OBJECTIVE:
Pull out every line with the word "mesh" from the entries below.

RECORDS TO PROCESS:
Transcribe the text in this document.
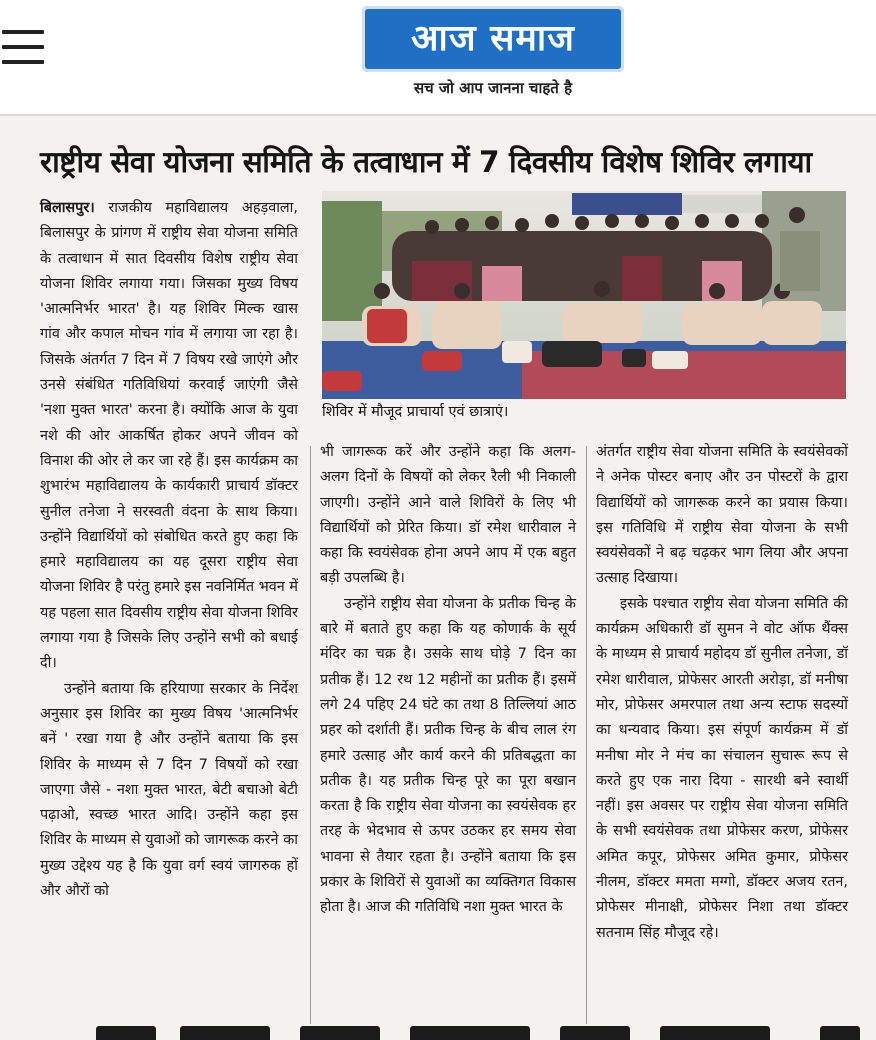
आज समाज
सच जो आप जानना चाहते है
राष्ट्रीय सेवा योजना समिति के तत्वाधान में 7 दिवसीय विशेष शिविर लगाया

बिलासपुर। राजकीय महाविद्यालय अहड़वाला, बिलासपुर के प्रांगण में राष्ट्रीय सेवा योजना समिति के तत्वाधान में सात दिवसीय विशेष राष्ट्रीय सेवा योजना शिविर लगाया गया। जिसका मुख्य विषय 'आत्मनिर्भर भारत' है। यह शिविर मिल्क खास गांव और कपाल मोचन गांव में लगाया जा रहा है। जिसके अंतर्गत 7 दिन में 7 विषय रखे जाएंगे और उनसे संबंधित गतिविधियां करवाई जाएंगी जैसे 'नशा मुक्त भारत' करना है। क्योंकि आज के युवा नशे की ओर आकर्षित होकर अपने जीवन को विनाश की ओर ले कर जा रहे हैं। इस कार्यक्रम का शुभारंभ महाविद्यालय के कार्यकारी प्राचार्य डॉक्टर सुनील तनेजा ने सरस्वती वंदना के साथ किया। उन्होंने विद्यार्थियों को संबोधित करते हुए कहा कि हमारे महाविद्यालय का यह दूसरा राष्ट्रीय सेवा योजना शिविर है परंतु हमारे इस नवनिर्मित भवन में यह पहला सात दिवसीय राष्ट्रीय सेवा योजना शिविर लगाया गया है जिसके लिए उन्होंने सभी को बधाई दी।

उन्होंने बताया कि हरियाणा सरकार के निर्देश अनुसार इस शिविर का मुख्य विषय 'आत्मनिर्भर बनें ' रखा गया है और उन्होंने बताया कि इस शिविर के माध्यम से 7 दिन 7 विषयों को रखा जाएगा जैसे - नशा मुक्त भारत, बेटी बचाओ बेटी पढ़ाओ, स्वच्छ भारत आदि। उन्होंने कहा इस शिविर के माध्यम से युवाओं को जागरूक करने का मुख्य उद्देश्य यह है कि युवा वर्ग स्वयं जागरुक हों और औरों को

शिविर में मौजूद प्राचार्या एवं छात्राएं।

भी जागरूक करें और उन्होंने कहा कि अलग-अलग दिनों के विषयों को लेकर रैली भी निकाली जाएगी। उन्होंने आने वाले शिविरों के लिए भी विद्यार्थियों को प्रेरित किया। डॉ रमेश धारीवाल ने कहा कि स्वयंसेवक होना अपने आप में एक बहुत बड़ी उपलब्धि है।

उन्होंने राष्ट्रीय सेवा योजना के प्रतीक चिन्ह के बारे में बताते हुए कहा कि यह कोणार्क के सूर्य मंदिर का चक्र है। उसके साथ घोड़े 7 दिन का प्रतीक हैं। 12 रथ 12 महीनों का प्रतीक हैं। इसमें लगे 24 पहिए 24 घंटे का तथा 8 तिल्लियां आठ प्रहर को दर्शाती हैं। प्रतीक चिन्ह के बीच लाल रंग हमारे उत्साह और कार्य करने की प्रतिबद्धता का प्रतीक है। यह प्रतीक चिन्ह पूरे का पूरा बखान करता है कि राष्ट्रीय सेवा योजना का स्वयंसेवक हर तरह के भेदभाव से ऊपर उठकर हर समय सेवा भावना से तैयार रहता है। उन्होंने बताया कि इस प्रकार के शिविरों से युवाओं का व्यक्तिगत विकास होता है। आज की गतिविधि नशा मुक्त भारत के

अंतर्गत राष्ट्रीय सेवा योजना समिति के स्वयंसेवकों ने अनेक पोस्टर बनाए और उन पोस्टरों के द्वारा विद्यार्थियों को जागरूक करने का प्रयास किया। इस गतिविधि में राष्ट्रीय सेवा योजना के सभी स्वयंसेवकों ने बढ़ चढ़कर भाग लिया और अपना उत्साह दिखाया।

इसके पश्चात राष्ट्रीय सेवा योजना समिति की कार्यक्रम अधिकारी डॉ सुमन ने वोट ऑफ थैंक्स के माध्यम से प्राचार्य महोदय डॉ सुनील तनेजा, डॉ रमेश धारीवाल, प्रोफेसर आरती अरोड़ा, डॉ मनीषा मोर, प्रोफेसर अमरपाल तथा अन्य स्टाफ सदस्यों का धन्यवाद किया। इस संपूर्ण कार्यक्रम में डॉ मनीषा मोर ने मंच का संचालन सुचारू रूप से करते हुए एक नारा दिया - सारथी बने स्वार्थी नहीं। इस अवसर पर राष्ट्रीय सेवा योजना समिति के सभी स्वयंसेवक तथा प्रोफेसर करण, प्रोफेसर अमित कपूर, प्रोफेसर अमित कुमार, प्रोफेसर नीलम, डॉक्टर ममता मग्गो, डॉक्टर अजय रतन, प्रोफेसर मीनाक्षी, प्रोफेसर निशा तथा डॉक्टर सतनाम सिंह मौजूद रहे।
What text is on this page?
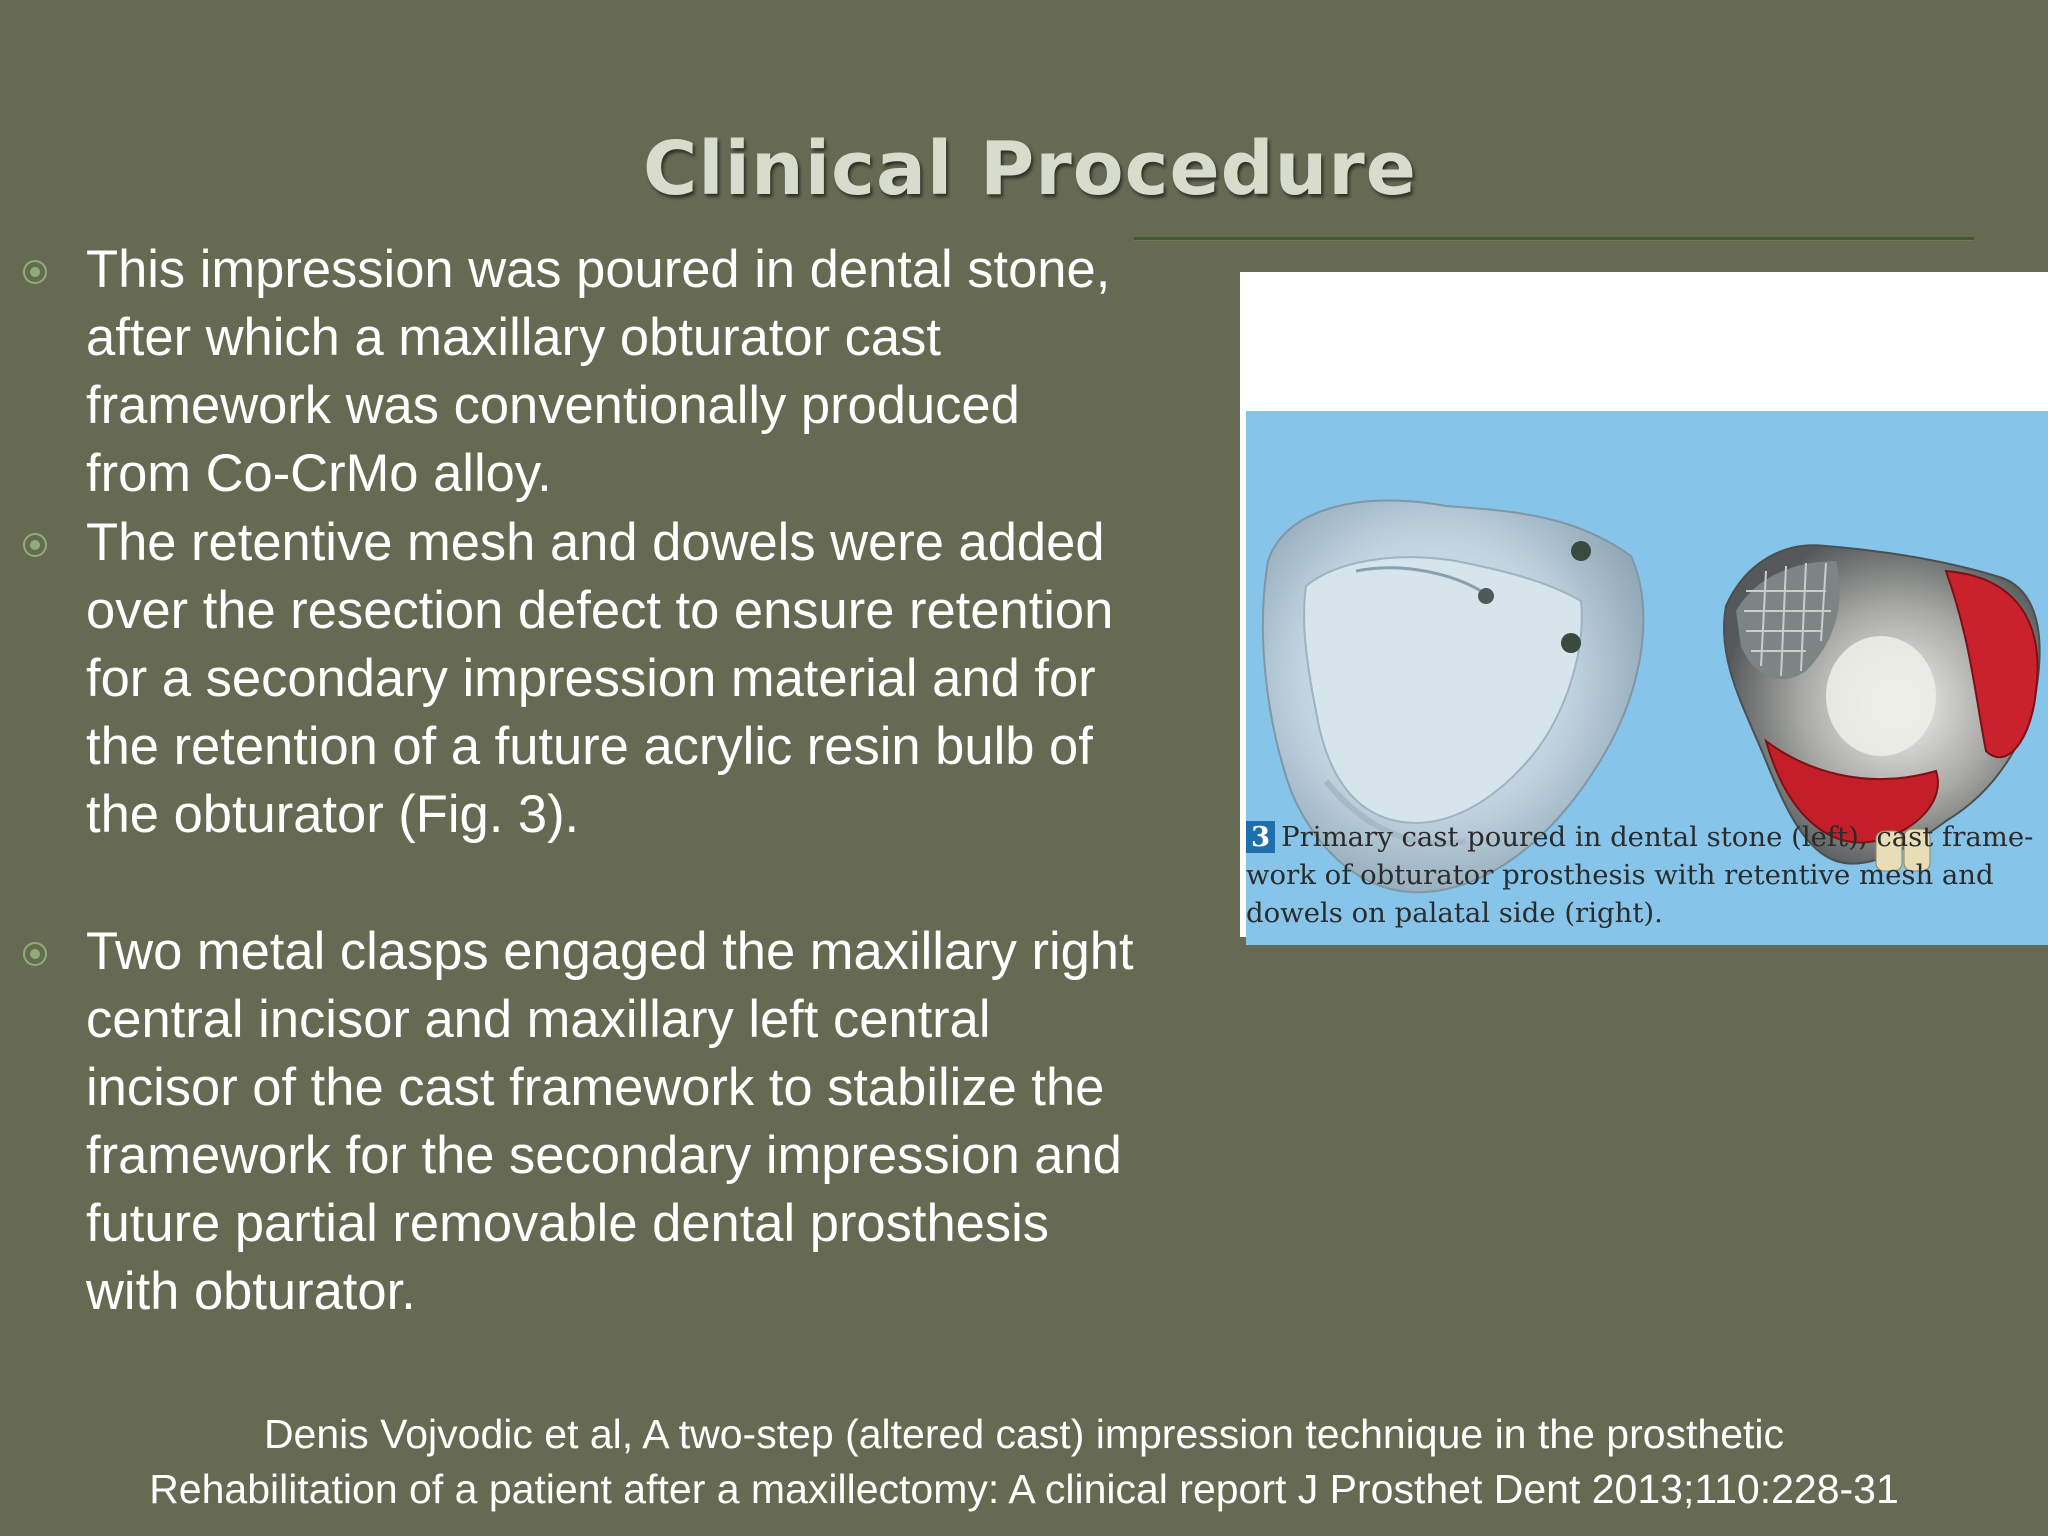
Clinical Procedure
This impression was poured in dental stone,
after which a maxillary obturator cast
framework was conventionally produced
from Co-CrMo alloy.
The retentive mesh and dowels were added
over the resection defect to ensure retention
for a secondary impression material and for
the retention of a future acrylic resin bulb of
the obturator (Fig. 3).
Two metal clasps engaged the maxillary right
central incisor and maxillary left central
incisor of the cast framework to stabilize the
framework for the secondary impression and
future partial removable dental prosthesis
with obturator.
3 Primary cast poured in dental stone (left), cast frame-
work of obturator prosthesis with retentive mesh and
dowels on palatal side (right).
Denis Vojvodic et al, A two-step (altered cast) impression technique in the prosthetic
Rehabilitation of a patient after a maxillectomy: A clinical report J Prosthet Dent 2013;110:228-31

REPLY TO THE EXERCISE:
The retentive mesh and dowels were added
work of obturator prosthesis with retentive mesh and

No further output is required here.